> [Objective]:
Set every line down exactly, from the one that has "Parse this screenshot: output" through the final one, and keep the pictures out.

> [Data for processing]:
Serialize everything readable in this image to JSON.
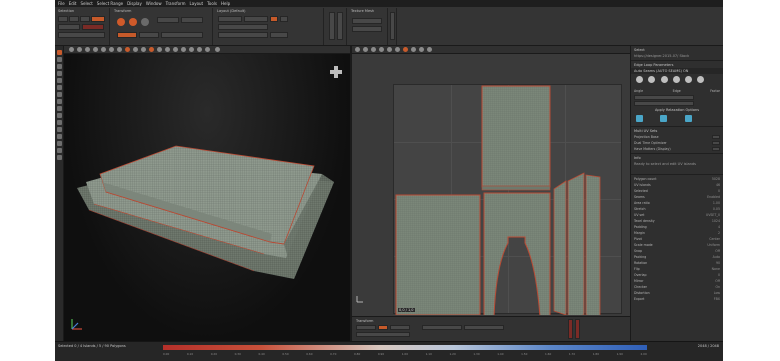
{
  "menu": [
    "File",
    "Edit",
    "Select",
    "Select Range",
    "Display",
    "Window",
    "Transform",
    "Layout",
    "Tools",
    "Help"
  ],
  "toolbar": {
    "group1_title": "Selection",
    "group2_title": "Transform",
    "group3_title": "Layout (Default)",
    "group4_title": "Texture Mesh",
    "side_tab": "Properties"
  },
  "right_panel": {
    "title": "Select",
    "path": "https://designer.2015-07/ Stock",
    "section_unfold": "Edge Loop Parameters",
    "auto_label": "Auto Seams (AUTO SEAMS) ON",
    "opt1": "Angle",
    "opt2": "Edge",
    "opt3": "Factor",
    "apply_button": "Apply Relaxation Options",
    "multi_uv": "Multi UV Sets",
    "projection": "Projection Base",
    "dual_time": "Dual Time Optimizer",
    "hide_label": "Have Matters (Display)",
    "info_header": "Info",
    "info_text": "Ready to select and edit UV islands",
    "rows": [
      {
        "k": "Polygon count",
        "v": "5028"
      },
      {
        "k": "UV islands",
        "v": "46"
      },
      {
        "k": "Selected",
        "v": "0"
      },
      {
        "k": "Seams",
        "v": "Enabled"
      },
      {
        "k": "Area ratio",
        "v": "1.00"
      },
      {
        "k": "Stretch",
        "v": "0.05"
      },
      {
        "k": "UV set",
        "v": "UVSET_0"
      },
      {
        "k": "Texel density",
        "v": "1024"
      },
      {
        "k": "Padding",
        "v": "4"
      },
      {
        "k": "Margin",
        "v": "2"
      },
      {
        "k": "Pivot",
        "v": "Center"
      },
      {
        "k": "Scale mode",
        "v": "Uniform"
      },
      {
        "k": "Snap",
        "v": "Off"
      },
      {
        "k": "Packing",
        "v": "Auto"
      },
      {
        "k": "Rotation",
        "v": "90"
      },
      {
        "k": "Flip",
        "v": "None"
      },
      {
        "k": "Overlap",
        "v": "0"
      },
      {
        "k": "Mirror",
        "v": "Off"
      },
      {
        "k": "Checker",
        "v": "On"
      },
      {
        "k": "Distortion",
        "v": "Low"
      },
      {
        "k": "Export",
        "v": "FBX"
      }
    ]
  },
  "uv_view": {
    "corner_label": "0,0 / 1,0",
    "bottom_title": "Transform",
    "bottom_fields": [
      "U",
      "V",
      "Scale",
      "Angle"
    ]
  },
  "status": {
    "left_text": "Selected 0 / 4 Islands / 5 / 90 Polygons",
    "right_text": "2048 / 2048",
    "ticks": [
      "0.00",
      "0.10",
      "0.20",
      "0.30",
      "0.40",
      "0.50",
      "0.60",
      "0.70",
      "0.80",
      "0.90",
      "1.00",
      "1.10",
      "1.20",
      "1.30",
      "1.40",
      "1.50",
      "1.60",
      "1.70",
      "1.80",
      "1.90",
      "2.00"
    ]
  },
  "colors": {
    "accent": "#c85b2c",
    "uv_island_fill": "#7b8779",
    "uv_island_border": "#b84a34"
  },
  "icons": {
    "gizmo": "axis-gizmo-icon",
    "navcube": "nav-cube-icon"
  }
}
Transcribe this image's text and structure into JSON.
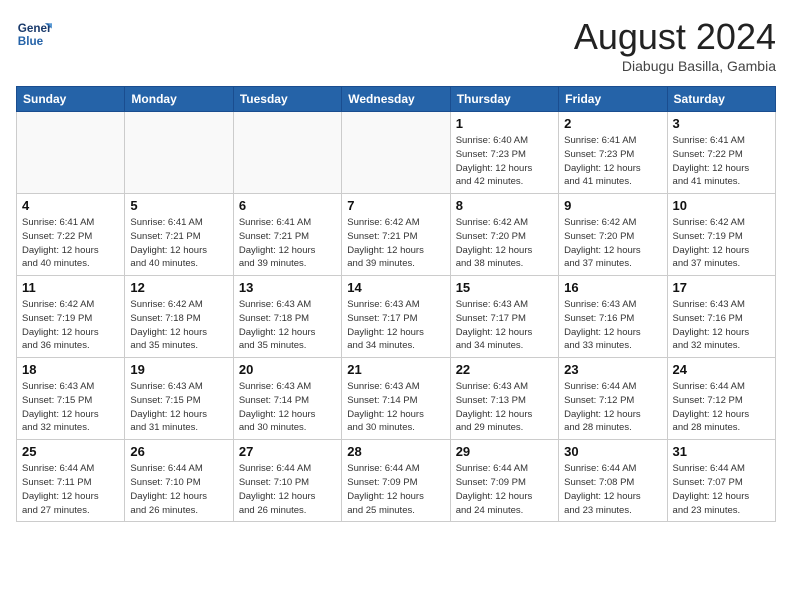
{
  "header": {
    "logo_line1": "General",
    "logo_line2": "Blue",
    "month_year": "August 2024",
    "location": "Diabugu Basilla, Gambia"
  },
  "weekdays": [
    "Sunday",
    "Monday",
    "Tuesday",
    "Wednesday",
    "Thursday",
    "Friday",
    "Saturday"
  ],
  "weeks": [
    [
      {
        "day": "",
        "info": ""
      },
      {
        "day": "",
        "info": ""
      },
      {
        "day": "",
        "info": ""
      },
      {
        "day": "",
        "info": ""
      },
      {
        "day": "1",
        "info": "Sunrise: 6:40 AM\nSunset: 7:23 PM\nDaylight: 12 hours\nand 42 minutes."
      },
      {
        "day": "2",
        "info": "Sunrise: 6:41 AM\nSunset: 7:23 PM\nDaylight: 12 hours\nand 41 minutes."
      },
      {
        "day": "3",
        "info": "Sunrise: 6:41 AM\nSunset: 7:22 PM\nDaylight: 12 hours\nand 41 minutes."
      }
    ],
    [
      {
        "day": "4",
        "info": "Sunrise: 6:41 AM\nSunset: 7:22 PM\nDaylight: 12 hours\nand 40 minutes."
      },
      {
        "day": "5",
        "info": "Sunrise: 6:41 AM\nSunset: 7:21 PM\nDaylight: 12 hours\nand 40 minutes."
      },
      {
        "day": "6",
        "info": "Sunrise: 6:41 AM\nSunset: 7:21 PM\nDaylight: 12 hours\nand 39 minutes."
      },
      {
        "day": "7",
        "info": "Sunrise: 6:42 AM\nSunset: 7:21 PM\nDaylight: 12 hours\nand 39 minutes."
      },
      {
        "day": "8",
        "info": "Sunrise: 6:42 AM\nSunset: 7:20 PM\nDaylight: 12 hours\nand 38 minutes."
      },
      {
        "day": "9",
        "info": "Sunrise: 6:42 AM\nSunset: 7:20 PM\nDaylight: 12 hours\nand 37 minutes."
      },
      {
        "day": "10",
        "info": "Sunrise: 6:42 AM\nSunset: 7:19 PM\nDaylight: 12 hours\nand 37 minutes."
      }
    ],
    [
      {
        "day": "11",
        "info": "Sunrise: 6:42 AM\nSunset: 7:19 PM\nDaylight: 12 hours\nand 36 minutes."
      },
      {
        "day": "12",
        "info": "Sunrise: 6:42 AM\nSunset: 7:18 PM\nDaylight: 12 hours\nand 35 minutes."
      },
      {
        "day": "13",
        "info": "Sunrise: 6:43 AM\nSunset: 7:18 PM\nDaylight: 12 hours\nand 35 minutes."
      },
      {
        "day": "14",
        "info": "Sunrise: 6:43 AM\nSunset: 7:17 PM\nDaylight: 12 hours\nand 34 minutes."
      },
      {
        "day": "15",
        "info": "Sunrise: 6:43 AM\nSunset: 7:17 PM\nDaylight: 12 hours\nand 34 minutes."
      },
      {
        "day": "16",
        "info": "Sunrise: 6:43 AM\nSunset: 7:16 PM\nDaylight: 12 hours\nand 33 minutes."
      },
      {
        "day": "17",
        "info": "Sunrise: 6:43 AM\nSunset: 7:16 PM\nDaylight: 12 hours\nand 32 minutes."
      }
    ],
    [
      {
        "day": "18",
        "info": "Sunrise: 6:43 AM\nSunset: 7:15 PM\nDaylight: 12 hours\nand 32 minutes."
      },
      {
        "day": "19",
        "info": "Sunrise: 6:43 AM\nSunset: 7:15 PM\nDaylight: 12 hours\nand 31 minutes."
      },
      {
        "day": "20",
        "info": "Sunrise: 6:43 AM\nSunset: 7:14 PM\nDaylight: 12 hours\nand 30 minutes."
      },
      {
        "day": "21",
        "info": "Sunrise: 6:43 AM\nSunset: 7:14 PM\nDaylight: 12 hours\nand 30 minutes."
      },
      {
        "day": "22",
        "info": "Sunrise: 6:43 AM\nSunset: 7:13 PM\nDaylight: 12 hours\nand 29 minutes."
      },
      {
        "day": "23",
        "info": "Sunrise: 6:44 AM\nSunset: 7:12 PM\nDaylight: 12 hours\nand 28 minutes."
      },
      {
        "day": "24",
        "info": "Sunrise: 6:44 AM\nSunset: 7:12 PM\nDaylight: 12 hours\nand 28 minutes."
      }
    ],
    [
      {
        "day": "25",
        "info": "Sunrise: 6:44 AM\nSunset: 7:11 PM\nDaylight: 12 hours\nand 27 minutes."
      },
      {
        "day": "26",
        "info": "Sunrise: 6:44 AM\nSunset: 7:10 PM\nDaylight: 12 hours\nand 26 minutes."
      },
      {
        "day": "27",
        "info": "Sunrise: 6:44 AM\nSunset: 7:10 PM\nDaylight: 12 hours\nand 26 minutes."
      },
      {
        "day": "28",
        "info": "Sunrise: 6:44 AM\nSunset: 7:09 PM\nDaylight: 12 hours\nand 25 minutes."
      },
      {
        "day": "29",
        "info": "Sunrise: 6:44 AM\nSunset: 7:09 PM\nDaylight: 12 hours\nand 24 minutes."
      },
      {
        "day": "30",
        "info": "Sunrise: 6:44 AM\nSunset: 7:08 PM\nDaylight: 12 hours\nand 23 minutes."
      },
      {
        "day": "31",
        "info": "Sunrise: 6:44 AM\nSunset: 7:07 PM\nDaylight: 12 hours\nand 23 minutes."
      }
    ]
  ]
}
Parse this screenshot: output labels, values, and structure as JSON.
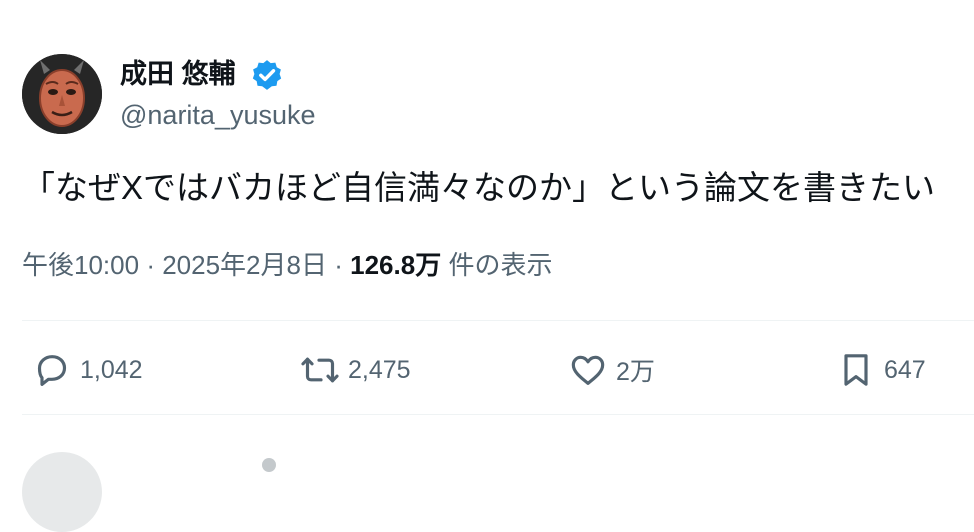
{
  "tweet": {
    "author": {
      "name": "成田 悠輔",
      "handle": "@narita_yusuke",
      "verified": true,
      "avatar_icon": "red-mask-avatar-icon"
    },
    "text": "「なぜXではバカほど自信満々なのか」という論文を書きたい",
    "meta": {
      "time": "午後10:00",
      "separator": "·",
      "date": "2025年2月8日",
      "views": "126.8万",
      "views_suffix": "件の表示"
    },
    "actions": {
      "reply": {
        "icon": "reply-icon",
        "count": "1,042"
      },
      "retweet": {
        "icon": "retweet-icon",
        "count": "2,475"
      },
      "like": {
        "icon": "heart-icon",
        "count": "2万"
      },
      "bookmark": {
        "icon": "bookmark-icon",
        "count": "647"
      }
    }
  },
  "colors": {
    "text_primary": "#0f1419",
    "text_secondary": "#536471",
    "verified_blue": "#1d9bf0",
    "divider": "#eff3f4"
  }
}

> [Full answer]:
Parse this screenshot: output labels, values, and structure as JSON.
{
  "tweet": {
    "author": {
      "name": "成田 悠輔",
      "handle": "@narita_yusuke",
      "verified": true,
      "avatar_icon": "red-mask-avatar-icon"
    },
    "text": "「なぜXではバカほど自信満々なのか」という論文を書きたい",
    "meta": {
      "time": "午後10:00",
      "separator": "·",
      "date": "2025年2月8日",
      "views": "126.8万",
      "views_suffix": "件の表示"
    },
    "actions": {
      "reply": {
        "icon": "reply-icon",
        "count": "1,042"
      },
      "retweet": {
        "icon": "retweet-icon",
        "count": "2,475"
      },
      "like": {
        "icon": "heart-icon",
        "count": "2万"
      },
      "bookmark": {
        "icon": "bookmark-icon",
        "count": "647"
      }
    }
  },
  "colors": {
    "text_primary": "#0f1419",
    "text_secondary": "#536471",
    "verified_blue": "#1d9bf0",
    "divider": "#eff3f4"
  }
}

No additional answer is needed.